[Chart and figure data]
>> start
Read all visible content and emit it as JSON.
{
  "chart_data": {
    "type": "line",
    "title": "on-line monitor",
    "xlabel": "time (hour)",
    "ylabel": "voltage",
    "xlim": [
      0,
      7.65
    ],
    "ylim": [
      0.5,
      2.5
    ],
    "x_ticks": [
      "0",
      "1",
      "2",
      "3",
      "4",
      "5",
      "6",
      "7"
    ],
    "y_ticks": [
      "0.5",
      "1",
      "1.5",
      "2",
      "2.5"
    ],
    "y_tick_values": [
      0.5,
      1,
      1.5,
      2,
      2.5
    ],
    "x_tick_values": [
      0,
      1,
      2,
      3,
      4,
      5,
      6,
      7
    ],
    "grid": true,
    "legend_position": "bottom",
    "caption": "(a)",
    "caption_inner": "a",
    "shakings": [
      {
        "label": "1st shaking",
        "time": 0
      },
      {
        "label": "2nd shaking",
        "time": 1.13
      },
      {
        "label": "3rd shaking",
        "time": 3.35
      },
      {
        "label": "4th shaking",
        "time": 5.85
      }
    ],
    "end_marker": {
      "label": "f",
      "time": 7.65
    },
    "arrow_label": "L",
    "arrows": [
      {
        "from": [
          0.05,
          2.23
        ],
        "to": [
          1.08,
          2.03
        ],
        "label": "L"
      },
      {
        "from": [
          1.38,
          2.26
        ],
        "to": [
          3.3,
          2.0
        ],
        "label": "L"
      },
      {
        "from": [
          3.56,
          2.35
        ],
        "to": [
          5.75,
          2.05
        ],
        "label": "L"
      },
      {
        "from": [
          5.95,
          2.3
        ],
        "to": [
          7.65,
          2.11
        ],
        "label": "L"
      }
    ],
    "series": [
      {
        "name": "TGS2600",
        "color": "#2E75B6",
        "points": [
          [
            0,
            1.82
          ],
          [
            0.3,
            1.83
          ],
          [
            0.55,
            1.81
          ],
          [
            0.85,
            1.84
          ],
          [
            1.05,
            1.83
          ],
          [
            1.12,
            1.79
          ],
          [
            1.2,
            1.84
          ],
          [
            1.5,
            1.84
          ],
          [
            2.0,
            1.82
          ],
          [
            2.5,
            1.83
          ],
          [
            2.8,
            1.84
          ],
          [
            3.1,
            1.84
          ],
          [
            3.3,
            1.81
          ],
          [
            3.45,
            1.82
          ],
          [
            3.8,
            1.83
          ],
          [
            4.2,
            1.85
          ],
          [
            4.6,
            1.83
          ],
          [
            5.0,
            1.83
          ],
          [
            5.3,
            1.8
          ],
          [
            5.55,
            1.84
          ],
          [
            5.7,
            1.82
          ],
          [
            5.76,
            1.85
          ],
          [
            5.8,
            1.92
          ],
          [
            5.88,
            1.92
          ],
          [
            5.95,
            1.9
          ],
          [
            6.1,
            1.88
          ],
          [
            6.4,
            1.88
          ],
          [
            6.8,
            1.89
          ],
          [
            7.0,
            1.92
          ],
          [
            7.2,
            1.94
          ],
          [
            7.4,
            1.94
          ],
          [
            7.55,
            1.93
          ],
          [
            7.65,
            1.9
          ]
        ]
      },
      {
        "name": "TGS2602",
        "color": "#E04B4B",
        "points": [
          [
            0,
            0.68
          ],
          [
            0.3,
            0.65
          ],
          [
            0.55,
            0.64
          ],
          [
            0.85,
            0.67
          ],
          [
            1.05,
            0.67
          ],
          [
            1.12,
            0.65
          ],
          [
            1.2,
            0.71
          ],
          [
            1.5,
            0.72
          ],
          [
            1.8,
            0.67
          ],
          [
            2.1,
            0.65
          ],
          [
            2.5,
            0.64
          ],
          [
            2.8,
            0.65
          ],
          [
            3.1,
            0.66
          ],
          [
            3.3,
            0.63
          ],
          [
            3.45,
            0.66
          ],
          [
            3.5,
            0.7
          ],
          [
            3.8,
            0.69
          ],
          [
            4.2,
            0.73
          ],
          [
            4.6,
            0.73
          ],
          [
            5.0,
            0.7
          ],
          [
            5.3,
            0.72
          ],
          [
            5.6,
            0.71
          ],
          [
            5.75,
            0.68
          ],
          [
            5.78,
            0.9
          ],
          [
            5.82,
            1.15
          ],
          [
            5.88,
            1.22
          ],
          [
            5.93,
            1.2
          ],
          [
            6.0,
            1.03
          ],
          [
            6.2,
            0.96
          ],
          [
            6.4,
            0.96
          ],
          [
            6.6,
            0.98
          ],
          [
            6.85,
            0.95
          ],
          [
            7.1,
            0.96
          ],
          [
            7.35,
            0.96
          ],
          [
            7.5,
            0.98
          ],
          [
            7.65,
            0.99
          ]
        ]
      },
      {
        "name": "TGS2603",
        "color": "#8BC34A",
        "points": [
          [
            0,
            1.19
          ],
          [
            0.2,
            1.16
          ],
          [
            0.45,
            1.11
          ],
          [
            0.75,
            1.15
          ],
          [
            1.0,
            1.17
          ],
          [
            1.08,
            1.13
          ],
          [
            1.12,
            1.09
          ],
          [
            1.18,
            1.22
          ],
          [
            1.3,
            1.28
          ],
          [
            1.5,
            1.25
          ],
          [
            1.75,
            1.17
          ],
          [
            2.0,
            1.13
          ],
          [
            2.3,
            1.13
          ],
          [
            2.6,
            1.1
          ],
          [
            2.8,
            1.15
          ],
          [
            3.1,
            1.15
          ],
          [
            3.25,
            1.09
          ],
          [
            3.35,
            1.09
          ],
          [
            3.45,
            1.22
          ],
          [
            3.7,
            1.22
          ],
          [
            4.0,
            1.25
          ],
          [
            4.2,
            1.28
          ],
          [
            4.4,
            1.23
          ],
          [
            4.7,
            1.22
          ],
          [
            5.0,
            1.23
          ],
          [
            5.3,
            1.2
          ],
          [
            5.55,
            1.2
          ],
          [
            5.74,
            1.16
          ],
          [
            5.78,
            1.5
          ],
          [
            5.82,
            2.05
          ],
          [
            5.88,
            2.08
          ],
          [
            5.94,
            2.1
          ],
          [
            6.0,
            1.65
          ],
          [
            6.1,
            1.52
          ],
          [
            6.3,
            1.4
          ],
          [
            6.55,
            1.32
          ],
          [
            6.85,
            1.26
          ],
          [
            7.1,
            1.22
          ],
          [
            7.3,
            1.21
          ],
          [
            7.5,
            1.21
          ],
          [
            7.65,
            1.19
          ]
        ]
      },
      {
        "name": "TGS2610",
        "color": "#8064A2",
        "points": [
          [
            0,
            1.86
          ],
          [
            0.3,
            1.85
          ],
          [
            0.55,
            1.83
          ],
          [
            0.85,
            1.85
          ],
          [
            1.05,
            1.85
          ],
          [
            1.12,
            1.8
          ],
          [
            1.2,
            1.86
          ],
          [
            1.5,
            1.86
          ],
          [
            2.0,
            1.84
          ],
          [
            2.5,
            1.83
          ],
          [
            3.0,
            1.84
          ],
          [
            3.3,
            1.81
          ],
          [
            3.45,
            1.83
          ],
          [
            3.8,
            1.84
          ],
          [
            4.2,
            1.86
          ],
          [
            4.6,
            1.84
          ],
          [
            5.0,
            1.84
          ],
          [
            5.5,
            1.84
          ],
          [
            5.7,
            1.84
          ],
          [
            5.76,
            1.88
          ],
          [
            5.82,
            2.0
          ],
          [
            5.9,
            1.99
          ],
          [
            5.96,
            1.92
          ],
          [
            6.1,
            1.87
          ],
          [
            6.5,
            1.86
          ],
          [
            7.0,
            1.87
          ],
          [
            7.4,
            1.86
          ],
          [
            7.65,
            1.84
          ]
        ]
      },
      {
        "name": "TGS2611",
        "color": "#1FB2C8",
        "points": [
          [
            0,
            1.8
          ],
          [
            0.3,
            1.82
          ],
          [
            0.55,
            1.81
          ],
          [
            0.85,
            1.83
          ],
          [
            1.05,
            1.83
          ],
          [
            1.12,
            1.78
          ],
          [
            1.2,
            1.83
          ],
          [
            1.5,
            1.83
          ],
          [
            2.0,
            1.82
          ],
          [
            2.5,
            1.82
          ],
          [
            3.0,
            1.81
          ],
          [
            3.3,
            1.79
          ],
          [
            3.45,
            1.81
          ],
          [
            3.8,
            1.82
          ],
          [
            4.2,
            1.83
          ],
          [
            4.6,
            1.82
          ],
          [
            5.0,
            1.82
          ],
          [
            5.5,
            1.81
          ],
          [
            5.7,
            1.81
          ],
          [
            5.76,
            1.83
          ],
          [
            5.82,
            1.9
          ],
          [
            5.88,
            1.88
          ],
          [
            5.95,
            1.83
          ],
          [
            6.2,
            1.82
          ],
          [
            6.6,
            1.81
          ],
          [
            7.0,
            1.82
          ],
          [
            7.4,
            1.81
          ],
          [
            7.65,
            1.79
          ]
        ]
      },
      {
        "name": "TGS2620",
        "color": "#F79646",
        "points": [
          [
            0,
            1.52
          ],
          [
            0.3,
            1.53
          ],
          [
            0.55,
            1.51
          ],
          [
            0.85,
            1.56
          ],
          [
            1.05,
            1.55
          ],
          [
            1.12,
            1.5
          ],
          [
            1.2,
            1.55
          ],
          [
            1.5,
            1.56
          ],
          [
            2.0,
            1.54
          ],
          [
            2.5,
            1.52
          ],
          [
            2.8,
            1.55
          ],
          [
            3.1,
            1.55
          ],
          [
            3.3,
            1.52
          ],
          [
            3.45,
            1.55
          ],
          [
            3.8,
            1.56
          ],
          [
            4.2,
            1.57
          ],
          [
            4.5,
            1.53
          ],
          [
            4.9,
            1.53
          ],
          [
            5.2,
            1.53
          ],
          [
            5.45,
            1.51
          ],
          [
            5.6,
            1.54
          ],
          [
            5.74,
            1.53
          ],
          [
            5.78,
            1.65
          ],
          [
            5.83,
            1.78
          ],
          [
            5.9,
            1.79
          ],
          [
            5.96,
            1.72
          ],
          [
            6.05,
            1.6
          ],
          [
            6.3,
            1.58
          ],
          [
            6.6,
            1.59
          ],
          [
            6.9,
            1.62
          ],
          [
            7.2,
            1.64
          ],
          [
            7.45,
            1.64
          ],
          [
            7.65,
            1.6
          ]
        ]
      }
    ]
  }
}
>> end
[Exercise details]
Pull out every line of the records above that contains the word "color".

[Full output]
        "color": "#2E75B6",
        "color": "#E04B4B",
        "color": "#8BC34A",
        "color": "#8064A2",
        "color": "#1FB2C8",
        "color": "#F79646",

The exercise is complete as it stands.